**Problem to solve:**
Look through the listing for the word "Kernels". Copy each line that has it.

>> BEGIN The records

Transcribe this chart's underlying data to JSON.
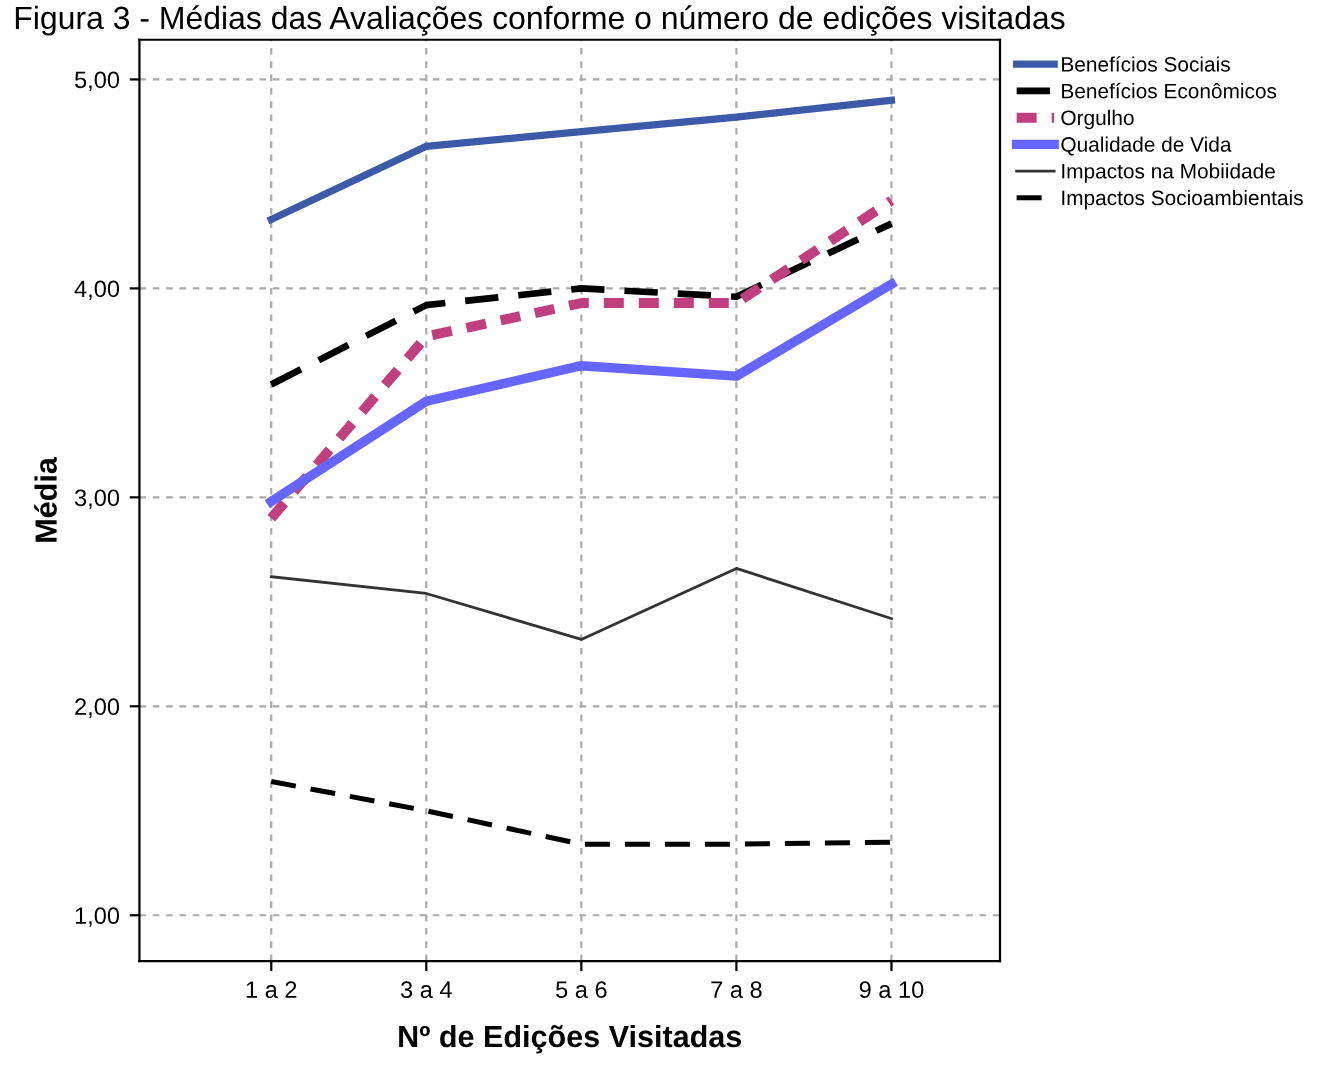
{
  "chart_data": {
    "type": "line",
    "title": "Figura 3 - Médias das Avaliações conforme o número de edições visitadas",
    "xlabel": "Nº de Edições Visitadas",
    "ylabel": "Média",
    "categories": [
      "1 a 2",
      "3 a 4",
      "5 a 6",
      "7 a 8",
      "9 a 10"
    ],
    "series": [
      {
        "name": "Benefícios Sociais",
        "color": "#3c5aa8",
        "line_style": "solid",
        "values": [
          4.33,
          4.68,
          4.75,
          4.82,
          4.9
        ]
      },
      {
        "name": "Benefícios Econômicos",
        "color": "#000000",
        "line_style": "dashed",
        "values": [
          3.54,
          3.92,
          4.0,
          3.96,
          4.31
        ]
      },
      {
        "name": "Orgulho",
        "color": "#c0407f",
        "line_style": "dotted",
        "values": [
          2.9,
          3.77,
          3.93,
          3.93,
          4.42
        ]
      },
      {
        "name": "Qualidade de Vida",
        "color": "#6666ff",
        "line_style": "solid",
        "values": [
          2.98,
          3.46,
          3.63,
          3.58,
          4.02
        ]
      },
      {
        "name": "Impactos na Mobiidade",
        "color": "#333333",
        "line_style": "solid",
        "values": [
          2.62,
          2.54,
          2.32,
          2.66,
          2.42
        ]
      },
      {
        "name": "Impactos Socioambientais",
        "color": "#000000",
        "line_style": "dashed",
        "values": [
          1.64,
          1.5,
          1.34,
          1.34,
          1.35
        ]
      }
    ],
    "ylim": [
      0.78,
      5.19
    ],
    "yticks": [
      {
        "value": 1,
        "label": "1,00"
      },
      {
        "value": 2,
        "label": "2,00"
      },
      {
        "value": 3,
        "label": "3,00"
      },
      {
        "value": 4,
        "label": "4,00"
      },
      {
        "value": 5,
        "label": "5,00"
      }
    ],
    "grid": true,
    "legend": "top right",
    "marker": "none"
  }
}
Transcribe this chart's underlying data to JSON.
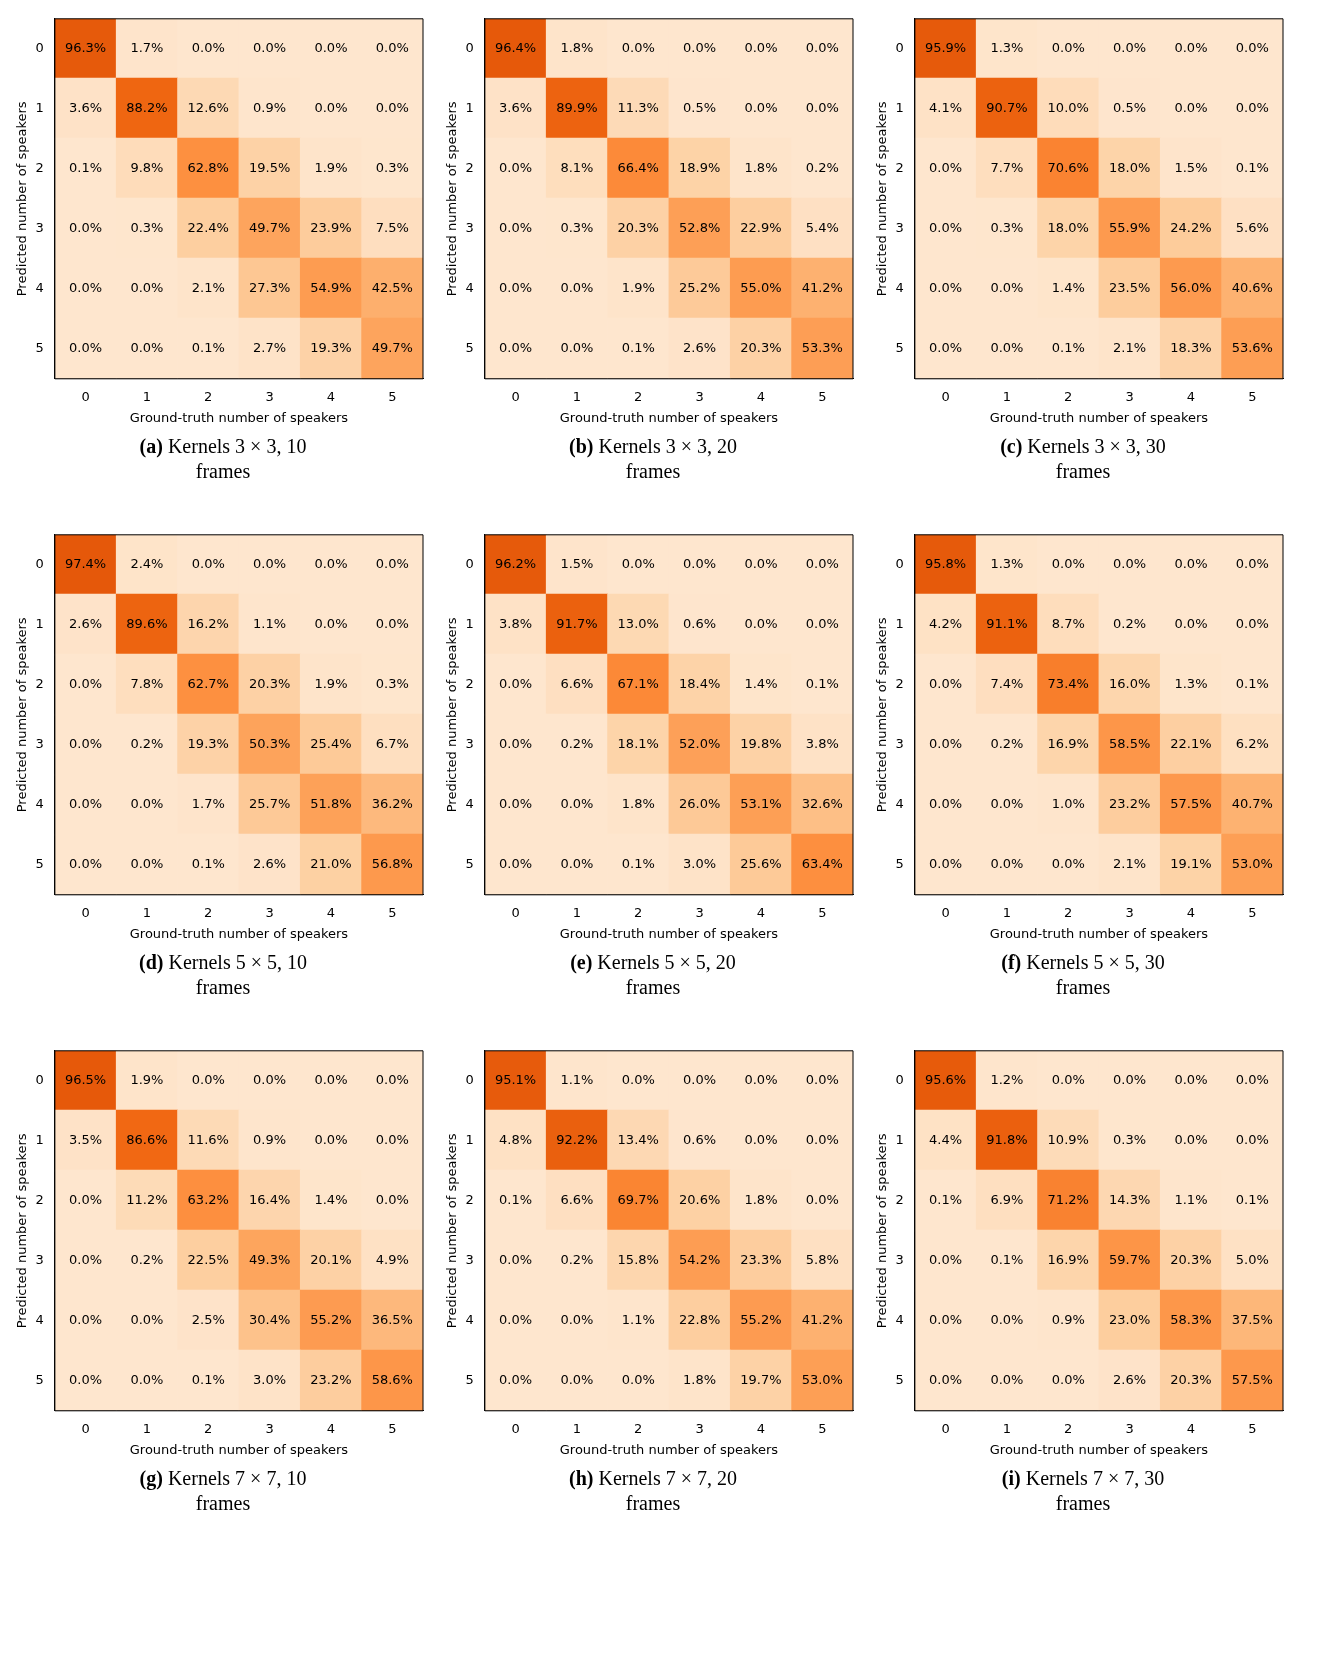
{
  "chart_data": [
    {
      "type": "heatmap",
      "title": "(a) Kernels 3 × 3, 10 frames",
      "xlabel": "Ground-truth number of speakers",
      "ylabel": "Predicted number of speakers",
      "categories": [
        "0",
        "1",
        "2",
        "3",
        "4",
        "5"
      ],
      "y_categories": [
        "0",
        "1",
        "2",
        "3",
        "4",
        "5"
      ],
      "cells": [
        [
          96.3,
          1.7,
          0.0,
          0.0,
          0.0,
          0.0
        ],
        [
          3.6,
          88.2,
          12.6,
          0.9,
          0.0,
          0.0
        ],
        [
          0.1,
          9.8,
          62.8,
          19.5,
          1.9,
          0.3
        ],
        [
          0.0,
          0.3,
          22.4,
          49.7,
          23.9,
          7.5
        ],
        [
          0.0,
          0.0,
          2.1,
          27.3,
          54.9,
          42.5
        ],
        [
          0.0,
          0.0,
          0.1,
          2.7,
          19.3,
          49.7
        ]
      ],
      "cell_labels": [
        [
          "96.3%",
          "1.7%",
          "0.0%",
          "0.0%",
          "0.0%",
          "0.0%"
        ],
        [
          "3.6%",
          "88.2%",
          "12.6%",
          "0.9%",
          "0.0%",
          "0.0%"
        ],
        [
          "0.1%",
          "9.8%",
          "62.8%",
          "19.5%",
          "1.9%",
          "0.3%"
        ],
        [
          "0.0%",
          "0.3%",
          "22.4%",
          "49.7%",
          "23.9%",
          "7.5%"
        ],
        [
          "0.0%",
          "0.0%",
          "2.1%",
          "27.3%",
          "54.9%",
          "42.5%"
        ],
        [
          "0.0%",
          "0.0%",
          "0.1%",
          "2.7%",
          "19.3%",
          "49.7%"
        ]
      ]
    },
    {
      "type": "heatmap",
      "title": "(b) Kernels 3 × 3, 20 frames",
      "xlabel": "Ground-truth number of speakers",
      "ylabel": "Predicted number of speakers",
      "categories": [
        "0",
        "1",
        "2",
        "3",
        "4",
        "5"
      ],
      "y_categories": [
        "0",
        "1",
        "2",
        "3",
        "4",
        "5"
      ],
      "cells": [
        [
          96.4,
          1.8,
          0.0,
          0.0,
          0.0,
          0.0
        ],
        [
          3.6,
          89.9,
          11.3,
          0.5,
          0.0,
          0.0
        ],
        [
          0.0,
          8.1,
          66.4,
          18.9,
          1.8,
          0.2
        ],
        [
          0.0,
          0.3,
          20.3,
          52.8,
          22.9,
          5.4
        ],
        [
          0.0,
          0.0,
          1.9,
          25.2,
          55.0,
          41.2
        ],
        [
          0.0,
          0.0,
          0.1,
          2.6,
          20.3,
          53.3
        ]
      ],
      "cell_labels": [
        [
          "96.4%",
          "1.8%",
          "0.0%",
          "0.0%",
          "0.0%",
          "0.0%"
        ],
        [
          "3.6%",
          "89.9%",
          "11.3%",
          "0.5%",
          "0.0%",
          "0.0%"
        ],
        [
          "0.0%",
          "8.1%",
          "66.4%",
          "18.9%",
          "1.8%",
          "0.2%"
        ],
        [
          "0.0%",
          "0.3%",
          "20.3%",
          "52.8%",
          "22.9%",
          "5.4%"
        ],
        [
          "0.0%",
          "0.0%",
          "1.9%",
          "25.2%",
          "55.0%",
          "41.2%"
        ],
        [
          "0.0%",
          "0.0%",
          "0.1%",
          "2.6%",
          "20.3%",
          "53.3%"
        ]
      ]
    },
    {
      "type": "heatmap",
      "title": "(c) Kernels 3 × 3, 30 frames",
      "xlabel": "Ground-truth number of speakers",
      "ylabel": "Predicted number of speakers",
      "categories": [
        "0",
        "1",
        "2",
        "3",
        "4",
        "5"
      ],
      "y_categories": [
        "0",
        "1",
        "2",
        "3",
        "4",
        "5"
      ],
      "cells": [
        [
          95.9,
          1.3,
          0.0,
          0.0,
          0.0,
          0.0
        ],
        [
          4.1,
          90.7,
          10.0,
          0.5,
          0.0,
          0.0
        ],
        [
          0.0,
          7.7,
          70.6,
          18.0,
          1.5,
          0.1
        ],
        [
          0.0,
          0.3,
          18.0,
          55.9,
          24.2,
          5.6
        ],
        [
          0.0,
          0.0,
          1.4,
          23.5,
          56.0,
          40.6
        ],
        [
          0.0,
          0.0,
          0.1,
          2.1,
          18.3,
          53.6
        ]
      ],
      "cell_labels": [
        [
          "95.9%",
          "1.3%",
          "0.0%",
          "0.0%",
          "0.0%",
          "0.0%"
        ],
        [
          "4.1%",
          "90.7%",
          "10.0%",
          "0.5%",
          "0.0%",
          "0.0%"
        ],
        [
          "0.0%",
          "7.7%",
          "70.6%",
          "18.0%",
          "1.5%",
          "0.1%"
        ],
        [
          "0.0%",
          "0.3%",
          "18.0%",
          "55.9%",
          "24.2%",
          "5.6%"
        ],
        [
          "0.0%",
          "0.0%",
          "1.4%",
          "23.5%",
          "56.0%",
          "40.6%"
        ],
        [
          "0.0%",
          "0.0%",
          "0.1%",
          "2.1%",
          "18.3%",
          "53.6%"
        ]
      ]
    },
    {
      "type": "heatmap",
      "title": "(d) Kernels 5 × 5, 10 frames",
      "xlabel": "Ground-truth number of speakers",
      "ylabel": "Predicted number of speakers",
      "categories": [
        "0",
        "1",
        "2",
        "3",
        "4",
        "5"
      ],
      "y_categories": [
        "0",
        "1",
        "2",
        "3",
        "4",
        "5"
      ],
      "cells": [
        [
          97.4,
          2.4,
          0.0,
          0.0,
          0.0,
          0.0
        ],
        [
          2.6,
          89.6,
          16.2,
          1.1,
          0.0,
          0.0
        ],
        [
          0.0,
          7.8,
          62.7,
          20.3,
          1.9,
          0.3
        ],
        [
          0.0,
          0.2,
          19.3,
          50.3,
          25.4,
          6.7
        ],
        [
          0.0,
          0.0,
          1.7,
          25.7,
          51.8,
          36.2
        ],
        [
          0.0,
          0.0,
          0.1,
          2.6,
          21.0,
          56.8
        ]
      ],
      "cell_labels": [
        [
          "97.4%",
          "2.4%",
          "0.0%",
          "0.0%",
          "0.0%",
          "0.0%"
        ],
        [
          "2.6%",
          "89.6%",
          "16.2%",
          "1.1%",
          "0.0%",
          "0.0%"
        ],
        [
          "0.0%",
          "7.8%",
          "62.7%",
          "20.3%",
          "1.9%",
          "0.3%"
        ],
        [
          "0.0%",
          "0.2%",
          "19.3%",
          "50.3%",
          "25.4%",
          "6.7%"
        ],
        [
          "0.0%",
          "0.0%",
          "1.7%",
          "25.7%",
          "51.8%",
          "36.2%"
        ],
        [
          "0.0%",
          "0.0%",
          "0.1%",
          "2.6%",
          "21.0%",
          "56.8%"
        ]
      ]
    },
    {
      "type": "heatmap",
      "title": "(e) Kernels 5 × 5, 20 frames",
      "xlabel": "Ground-truth number of speakers",
      "ylabel": "Predicted number of speakers",
      "categories": [
        "0",
        "1",
        "2",
        "3",
        "4",
        "5"
      ],
      "y_categories": [
        "0",
        "1",
        "2",
        "3",
        "4",
        "5"
      ],
      "cells": [
        [
          96.2,
          1.5,
          0.0,
          0.0,
          0.0,
          0.0
        ],
        [
          3.8,
          91.7,
          13.0,
          0.6,
          0.0,
          0.0
        ],
        [
          0.0,
          6.6,
          67.1,
          18.4,
          1.4,
          0.1
        ],
        [
          0.0,
          0.2,
          18.1,
          52.0,
          19.8,
          3.8
        ],
        [
          0.0,
          0.0,
          1.8,
          26.0,
          53.1,
          32.6
        ],
        [
          0.0,
          0.0,
          0.1,
          3.0,
          25.6,
          63.4
        ]
      ],
      "cell_labels": [
        [
          "96.2%",
          "1.5%",
          "0.0%",
          "0.0%",
          "0.0%",
          "0.0%"
        ],
        [
          "3.8%",
          "91.7%",
          "13.0%",
          "0.6%",
          "0.0%",
          "0.0%"
        ],
        [
          "0.0%",
          "6.6%",
          "67.1%",
          "18.4%",
          "1.4%",
          "0.1%"
        ],
        [
          "0.0%",
          "0.2%",
          "18.1%",
          "52.0%",
          "19.8%",
          "3.8%"
        ],
        [
          "0.0%",
          "0.0%",
          "1.8%",
          "26.0%",
          "53.1%",
          "32.6%"
        ],
        [
          "0.0%",
          "0.0%",
          "0.1%",
          "3.0%",
          "25.6%",
          "63.4%"
        ]
      ]
    },
    {
      "type": "heatmap",
      "title": "(f) Kernels 5 × 5, 30 frames",
      "xlabel": "Ground-truth number of speakers",
      "ylabel": "Predicted number of speakers",
      "categories": [
        "0",
        "1",
        "2",
        "3",
        "4",
        "5"
      ],
      "y_categories": [
        "0",
        "1",
        "2",
        "3",
        "4",
        "5"
      ],
      "cells": [
        [
          95.8,
          1.3,
          0.0,
          0.0,
          0.0,
          0.0
        ],
        [
          4.2,
          91.1,
          8.7,
          0.2,
          0.0,
          0.0
        ],
        [
          0.0,
          7.4,
          73.4,
          16.0,
          1.3,
          0.1
        ],
        [
          0.0,
          0.2,
          16.9,
          58.5,
          22.1,
          6.2
        ],
        [
          0.0,
          0.0,
          1.0,
          23.2,
          57.5,
          40.7
        ],
        [
          0.0,
          0.0,
          0.0,
          2.1,
          19.1,
          53.0
        ]
      ],
      "cell_labels": [
        [
          "95.8%",
          "1.3%",
          "0.0%",
          "0.0%",
          "0.0%",
          "0.0%"
        ],
        [
          "4.2%",
          "91.1%",
          "8.7%",
          "0.2%",
          "0.0%",
          "0.0%"
        ],
        [
          "0.0%",
          "7.4%",
          "73.4%",
          "16.0%",
          "1.3%",
          "0.1%"
        ],
        [
          "0.0%",
          "0.2%",
          "16.9%",
          "58.5%",
          "22.1%",
          "6.2%"
        ],
        [
          "0.0%",
          "0.0%",
          "1.0%",
          "23.2%",
          "57.5%",
          "40.7%"
        ],
        [
          "0.0%",
          "0.0%",
          "0.0%",
          "2.1%",
          "19.1%",
          "53.0%"
        ]
      ]
    },
    {
      "type": "heatmap",
      "title": "(g) Kernels 7 × 7, 10 frames",
      "xlabel": "Ground-truth number of speakers",
      "ylabel": "Predicted number of speakers",
      "categories": [
        "0",
        "1",
        "2",
        "3",
        "4",
        "5"
      ],
      "y_categories": [
        "0",
        "1",
        "2",
        "3",
        "4",
        "5"
      ],
      "cells": [
        [
          96.5,
          1.9,
          0.0,
          0.0,
          0.0,
          0.0
        ],
        [
          3.5,
          86.6,
          11.6,
          0.9,
          0.0,
          0.0
        ],
        [
          0.0,
          11.2,
          63.2,
          16.4,
          1.4,
          0.0
        ],
        [
          0.0,
          0.2,
          22.5,
          49.3,
          20.1,
          4.9
        ],
        [
          0.0,
          0.0,
          2.5,
          30.4,
          55.2,
          36.5
        ],
        [
          0.0,
          0.0,
          0.1,
          3.0,
          23.2,
          58.6
        ]
      ],
      "cell_labels": [
        [
          "96.5%",
          "1.9%",
          "0.0%",
          "0.0%",
          "0.0%",
          "0.0%"
        ],
        [
          "3.5%",
          "86.6%",
          "11.6%",
          "0.9%",
          "0.0%",
          "0.0%"
        ],
        [
          "0.0%",
          "11.2%",
          "63.2%",
          "16.4%",
          "1.4%",
          "0.0%"
        ],
        [
          "0.0%",
          "0.2%",
          "22.5%",
          "49.3%",
          "20.1%",
          "4.9%"
        ],
        [
          "0.0%",
          "0.0%",
          "2.5%",
          "30.4%",
          "55.2%",
          "36.5%"
        ],
        [
          "0.0%",
          "0.0%",
          "0.1%",
          "3.0%",
          "23.2%",
          "58.6%"
        ]
      ]
    },
    {
      "type": "heatmap",
      "title": "(h) Kernels 7 × 7, 20 frames",
      "xlabel": "Ground-truth number of speakers",
      "ylabel": "Predicted number of speakers",
      "categories": [
        "0",
        "1",
        "2",
        "3",
        "4",
        "5"
      ],
      "y_categories": [
        "0",
        "1",
        "2",
        "3",
        "4",
        "5"
      ],
      "cells": [
        [
          95.1,
          1.1,
          0.0,
          0.0,
          0.0,
          0.0
        ],
        [
          4.8,
          92.2,
          13.4,
          0.6,
          0.0,
          0.0
        ],
        [
          0.1,
          6.6,
          69.7,
          20.6,
          1.8,
          0.0
        ],
        [
          0.0,
          0.2,
          15.8,
          54.2,
          23.3,
          5.8
        ],
        [
          0.0,
          0.0,
          1.1,
          22.8,
          55.2,
          41.2
        ],
        [
          0.0,
          0.0,
          0.0,
          1.8,
          19.7,
          53.0
        ]
      ],
      "cell_labels": [
        [
          "95.1%",
          "1.1%",
          "0.0%",
          "0.0%",
          "0.0%",
          "0.0%"
        ],
        [
          "4.8%",
          "92.2%",
          "13.4%",
          "0.6%",
          "0.0%",
          "0.0%"
        ],
        [
          "0.1%",
          "6.6%",
          "69.7%",
          "20.6%",
          "1.8%",
          "0.0%"
        ],
        [
          "0.0%",
          "0.2%",
          "15.8%",
          "54.2%",
          "23.3%",
          "5.8%"
        ],
        [
          "0.0%",
          "0.0%",
          "1.1%",
          "22.8%",
          "55.2%",
          "41.2%"
        ],
        [
          "0.0%",
          "0.0%",
          "0.0%",
          "1.8%",
          "19.7%",
          "53.0%"
        ]
      ]
    },
    {
      "type": "heatmap",
      "title": "(i) Kernels 7 × 7, 30 frames",
      "xlabel": "Ground-truth number of speakers",
      "ylabel": "Predicted number of speakers",
      "categories": [
        "0",
        "1",
        "2",
        "3",
        "4",
        "5"
      ],
      "y_categories": [
        "0",
        "1",
        "2",
        "3",
        "4",
        "5"
      ],
      "cells": [
        [
          95.6,
          1.2,
          0.0,
          0.0,
          0.0,
          0.0
        ],
        [
          4.4,
          91.8,
          10.9,
          0.3,
          0.0,
          0.0
        ],
        [
          0.1,
          6.9,
          71.2,
          14.3,
          1.1,
          0.1
        ],
        [
          0.0,
          0.1,
          16.9,
          59.7,
          20.3,
          5.0
        ],
        [
          0.0,
          0.0,
          0.9,
          23.0,
          58.3,
          37.5
        ],
        [
          0.0,
          0.0,
          0.0,
          2.6,
          20.3,
          57.5
        ]
      ],
      "cell_labels": [
        [
          "95.6%",
          "1.2%",
          "0.0%",
          "0.0%",
          "0.0%",
          "0.0%"
        ],
        [
          "4.4%",
          "91.8%",
          "10.9%",
          "0.3%",
          "0.0%",
          "0.0%"
        ],
        [
          "0.1%",
          "6.9%",
          "71.2%",
          "14.3%",
          "1.1%",
          "0.1%"
        ],
        [
          "0.0%",
          "0.1%",
          "16.9%",
          "59.7%",
          "20.3%",
          "5.0%"
        ],
        [
          "0.0%",
          "0.0%",
          "0.9%",
          "23.0%",
          "58.3%",
          "37.5%"
        ],
        [
          "0.0%",
          "0.0%",
          "0.0%",
          "2.6%",
          "20.3%",
          "57.5%"
        ]
      ]
    }
  ]
}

>> END The records

**Answer for the task:**
      "title": "(a) Kernels 3 × 3, 10 frames",
      "title": "(b) Kernels 3 × 3, 20 frames",
      "title": "(c) Kernels 3 × 3, 30 frames",
      "title": "(d) Kernels 5 × 5, 10 frames",
      "title": "(e) Kernels 5 × 5, 20 frames",
      "title": "(f) Kernels 5 × 5, 30 frames",
      "title": "(g) Kernels 7 × 7, 10 frames",
      "title": "(h) Kernels 7 × 7, 20 frames",
      "title": "(i) Kernels 7 × 7, 30 frames",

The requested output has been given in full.